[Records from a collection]
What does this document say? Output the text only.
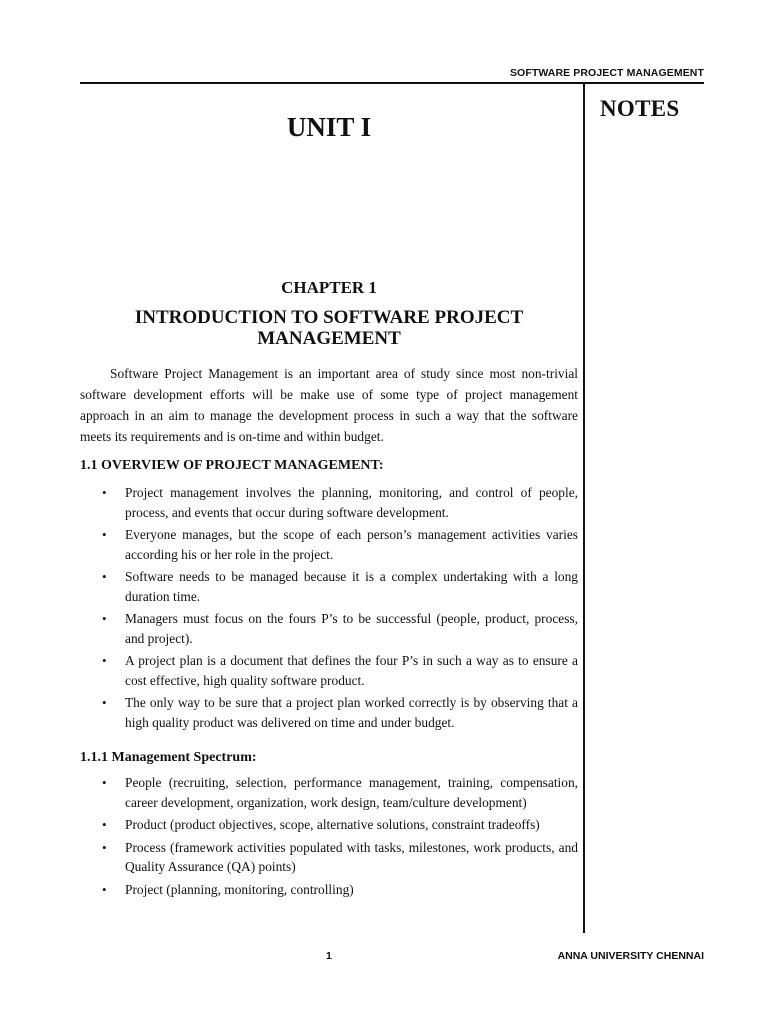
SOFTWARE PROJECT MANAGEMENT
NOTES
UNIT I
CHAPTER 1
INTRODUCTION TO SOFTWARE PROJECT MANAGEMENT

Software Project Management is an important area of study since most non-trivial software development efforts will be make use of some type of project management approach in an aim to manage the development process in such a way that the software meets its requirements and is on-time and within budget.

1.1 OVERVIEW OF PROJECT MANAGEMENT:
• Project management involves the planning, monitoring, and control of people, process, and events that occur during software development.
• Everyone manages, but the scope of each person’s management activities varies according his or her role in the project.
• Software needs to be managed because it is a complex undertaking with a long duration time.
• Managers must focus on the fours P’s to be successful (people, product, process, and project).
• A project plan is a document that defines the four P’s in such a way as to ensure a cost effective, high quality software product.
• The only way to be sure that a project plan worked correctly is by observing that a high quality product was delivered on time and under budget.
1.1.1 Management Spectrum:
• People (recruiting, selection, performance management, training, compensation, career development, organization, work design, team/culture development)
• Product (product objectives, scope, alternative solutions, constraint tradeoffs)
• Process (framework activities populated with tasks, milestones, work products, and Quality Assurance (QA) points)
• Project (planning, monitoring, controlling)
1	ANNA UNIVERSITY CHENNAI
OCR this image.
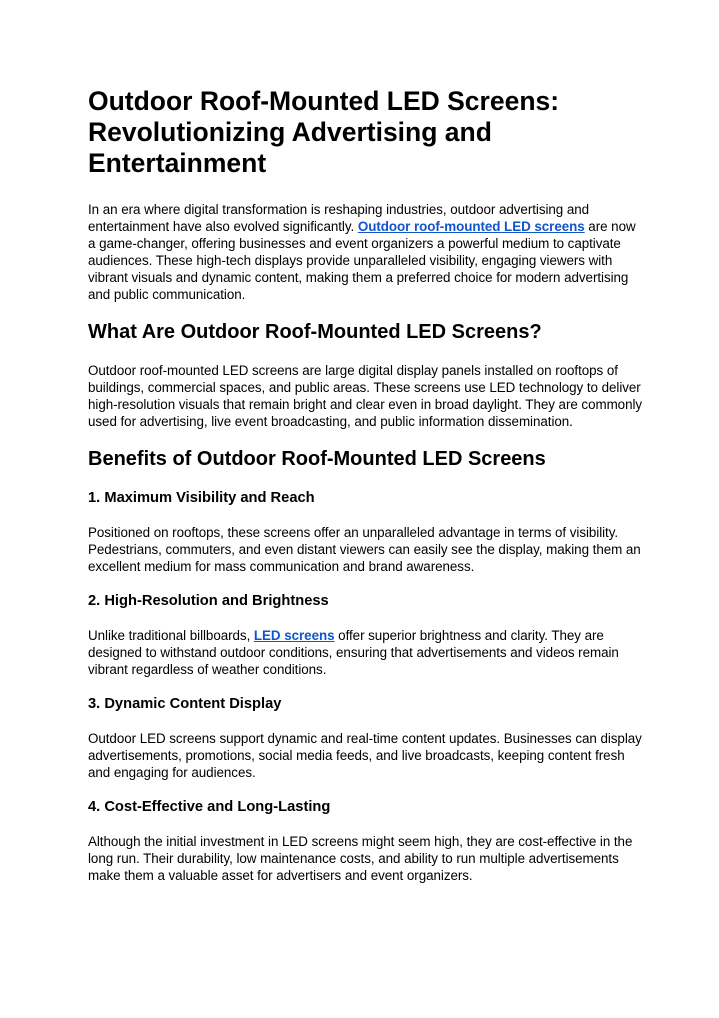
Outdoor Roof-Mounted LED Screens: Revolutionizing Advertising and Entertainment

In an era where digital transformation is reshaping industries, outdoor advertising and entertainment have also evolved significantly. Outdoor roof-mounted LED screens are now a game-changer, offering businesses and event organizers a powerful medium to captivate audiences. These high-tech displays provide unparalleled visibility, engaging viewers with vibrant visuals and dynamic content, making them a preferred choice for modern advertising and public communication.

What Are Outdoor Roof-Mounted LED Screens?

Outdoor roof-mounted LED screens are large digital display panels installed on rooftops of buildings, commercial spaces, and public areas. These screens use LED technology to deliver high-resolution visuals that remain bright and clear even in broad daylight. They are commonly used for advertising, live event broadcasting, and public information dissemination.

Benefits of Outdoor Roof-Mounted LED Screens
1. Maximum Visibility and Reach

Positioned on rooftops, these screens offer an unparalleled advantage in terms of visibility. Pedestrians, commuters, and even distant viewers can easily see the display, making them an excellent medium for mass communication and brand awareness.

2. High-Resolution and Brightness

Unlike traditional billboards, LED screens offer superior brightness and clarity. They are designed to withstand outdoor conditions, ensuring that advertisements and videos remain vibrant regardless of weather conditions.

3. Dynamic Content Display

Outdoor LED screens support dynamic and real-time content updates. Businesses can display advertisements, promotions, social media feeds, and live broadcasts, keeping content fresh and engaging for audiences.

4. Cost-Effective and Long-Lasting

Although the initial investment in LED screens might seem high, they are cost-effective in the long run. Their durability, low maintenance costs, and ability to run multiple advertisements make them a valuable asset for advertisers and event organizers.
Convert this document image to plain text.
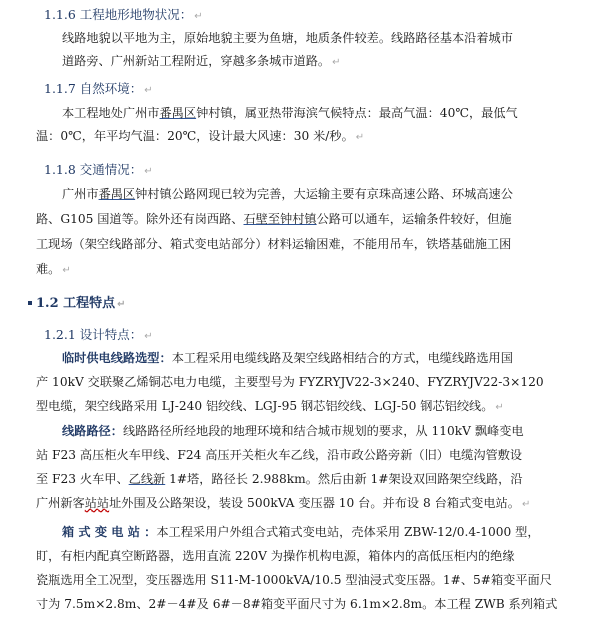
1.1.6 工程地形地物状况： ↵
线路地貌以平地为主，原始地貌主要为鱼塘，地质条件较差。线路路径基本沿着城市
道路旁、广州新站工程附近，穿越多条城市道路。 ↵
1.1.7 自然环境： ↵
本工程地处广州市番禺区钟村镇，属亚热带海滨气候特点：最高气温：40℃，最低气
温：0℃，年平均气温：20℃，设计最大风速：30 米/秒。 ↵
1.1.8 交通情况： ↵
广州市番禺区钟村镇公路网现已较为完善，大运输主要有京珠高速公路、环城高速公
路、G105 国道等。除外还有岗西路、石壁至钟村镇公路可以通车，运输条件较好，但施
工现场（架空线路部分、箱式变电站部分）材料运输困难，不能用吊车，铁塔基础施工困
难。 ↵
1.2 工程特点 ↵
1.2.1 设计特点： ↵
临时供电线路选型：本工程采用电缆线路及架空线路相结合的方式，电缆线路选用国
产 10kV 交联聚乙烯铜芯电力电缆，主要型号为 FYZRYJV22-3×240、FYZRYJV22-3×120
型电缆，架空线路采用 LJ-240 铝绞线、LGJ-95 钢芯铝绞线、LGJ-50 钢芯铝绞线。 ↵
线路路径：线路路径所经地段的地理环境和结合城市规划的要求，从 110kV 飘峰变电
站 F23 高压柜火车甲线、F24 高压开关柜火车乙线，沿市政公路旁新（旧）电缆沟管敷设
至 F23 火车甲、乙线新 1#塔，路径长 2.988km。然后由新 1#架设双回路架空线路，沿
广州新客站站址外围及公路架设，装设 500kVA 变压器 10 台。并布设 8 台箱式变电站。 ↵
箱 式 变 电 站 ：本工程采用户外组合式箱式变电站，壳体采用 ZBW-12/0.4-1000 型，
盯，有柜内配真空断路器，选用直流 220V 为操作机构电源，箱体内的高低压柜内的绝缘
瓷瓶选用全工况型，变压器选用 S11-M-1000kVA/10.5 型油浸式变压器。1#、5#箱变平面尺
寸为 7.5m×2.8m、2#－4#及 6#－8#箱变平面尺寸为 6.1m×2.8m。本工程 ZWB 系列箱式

Written task: Without the pictures, write out every entry precisely as it appears.

Result:
What does this document say? Output the text only.
SOFTWARE PROJECT MANAGEMENT
NOTES
UNIT I
CHAPTER 1
INTRODUCTION TO SOFTWARE PROJECT MANAGEMENT

Software Project Management is an important area of study since most non-trivial software development efforts will be make use of some type of project management approach in an aim to manage the development process in such a way that the software meets its requirements and is on-time and within budget.

1.1 OVERVIEW OF PROJECT MANAGEMENT:
• Project management involves the planning, monitoring, and control of people, process, and events that occur during software development.
• Everyone manages, but the scope of each person’s management activities varies according his or her role in the project.
• Software needs to be managed because it is a complex undertaking with a long duration time.
• Managers must focus on the fours P’s to be successful (people, product, process, and project).
• A project plan is a document that defines the four P’s in such a way as to ensure a cost effective, high quality software product.
• The only way to be sure that a project plan worked correctly is by observing that a high quality product was delivered on time and under budget.
1.1.1 Management Spectrum:
• People (recruiting, selection, performance management, training, compensation, career development, organization, work design, team/culture development)
• Product (product objectives, scope, alternative solutions, constraint tradeoffs)
• Process (framework activities populated with tasks, milestones, work products, and Quality Assurance (QA) points)
• Project (planning, monitoring, controlling)
1	ANNA UNIVERSITY CHENNAI
OCR this image.
Outdoor Roof-Mounted LED Screens: Revolutionizing Advertising and Entertainment

In an era where digital transformation is reshaping industries, outdoor advertising and entertainment have also evolved significantly. Outdoor roof-mounted LED screens are now a game-changer, offering businesses and event organizers a powerful medium to captivate audiences. These high-tech displays provide unparalleled visibility, engaging viewers with vibrant visuals and dynamic content, making them a preferred choice for modern advertising and public communication.

What Are Outdoor Roof-Mounted LED Screens?

Outdoor roof-mounted LED screens are large digital display panels installed on rooftops of buildings, commercial spaces, and public areas. These screens use LED technology to deliver high-resolution visuals that remain bright and clear even in broad daylight. They are commonly used for advertising, live event broadcasting, and public information dissemination.

Benefits of Outdoor Roof-Mounted LED Screens
1. Maximum Visibility and Reach

Positioned on rooftops, these screens offer an unparalleled advantage in terms of visibility. Pedestrians, commuters, and even distant viewers can easily see the display, making them an excellent medium for mass communication and brand awareness.

2. High-Resolution and Brightness

Unlike traditional billboards, LED screens offer superior brightness and clarity. They are designed to withstand outdoor conditions, ensuring that advertisements and videos remain vibrant regardless of weather conditions.

3. Dynamic Content Display

Outdoor LED screens support dynamic and real-time content updates. Businesses can display advertisements, promotions, social media feeds, and live broadcasts, keeping content fresh and engaging for audiences.

4. Cost-Effective and Long-Lasting

Although the initial investment in LED screens might seem high, they are cost-effective in the long run. Their durability, low maintenance costs, and ability to run multiple advertisements make them a valuable asset for advertisers and event organizers.
Convert this document image to plain text.
1.1.6 工程地形地物状况： ↵
线路地貌以平地为主，原始地貌主要为鱼塘，地质条件较差。线路路径基本沿着城市
道路旁、广州新站工程附近，穿越多条城市道路。 ↵
1.1.7 自然环境： ↵
本工程地处广州市番禺区钟村镇，属亚热带海滨气候特点：最高气温：40℃，最低气
温：0℃，年平均气温：20℃，设计最大风速：30 米/秒。 ↵
1.1.8 交通情况： ↵
广州市番禺区钟村镇公路网现已较为完善，大运输主要有京珠高速公路、环城高速公
路、G105 国道等。除外还有岗西路、石壁至钟村镇公路可以通车，运输条件较好，但施
工现场（架空线路部分、箱式变电站部分）材料运输困难，不能用吊车，铁塔基础施工困
难。 ↵
1.2 工程特点 ↵
1.2.1 设计特点： ↵
临时供电线路选型：本工程采用电缆线路及架空线路相结合的方式，电缆线路选用国
产 10kV 交联聚乙烯铜芯电力电缆，主要型号为 FYZRYJV22-3×240、FYZRYJV22-3×120
型电缆，架空线路采用 LJ-240 铝绞线、LGJ-95 钢芯铝绞线、LGJ-50 钢芯铝绞线。 ↵
线路路径：线路路径所经地段的地理环境和结合城市规划的要求，从 110kV 飘峰变电
站 F23 高压柜火车甲线、F24 高压开关柜火车乙线，沿市政公路旁新（旧）电缆沟管敷设
至 F23 火车甲、乙线新 1#塔，路径长 2.988km。然后由新 1#架设双回路架空线路，沿
广州新客站站址外围及公路架设，装设 500kVA 变压器 10 台。并布设 8 台箱式变电站。 ↵
箱 式 变 电 站 ：本工程采用户外组合式箱式变电站，壳体采用 ZBW-12/0.4-1000 型，
盯，有柜内配真空断路器，选用直流 220V 为操作机构电源，箱体内的高低压柜内的绝缘
瓷瓶选用全工况型，变压器选用 S11-M-1000kVA/10.5 型油浸式变压器。1#、5#箱变平面尺
寸为 7.5m×2.8m、2#－4#及 6#－8#箱变平面尺寸为 6.1m×2.8m。本工程 ZWB 系列箱式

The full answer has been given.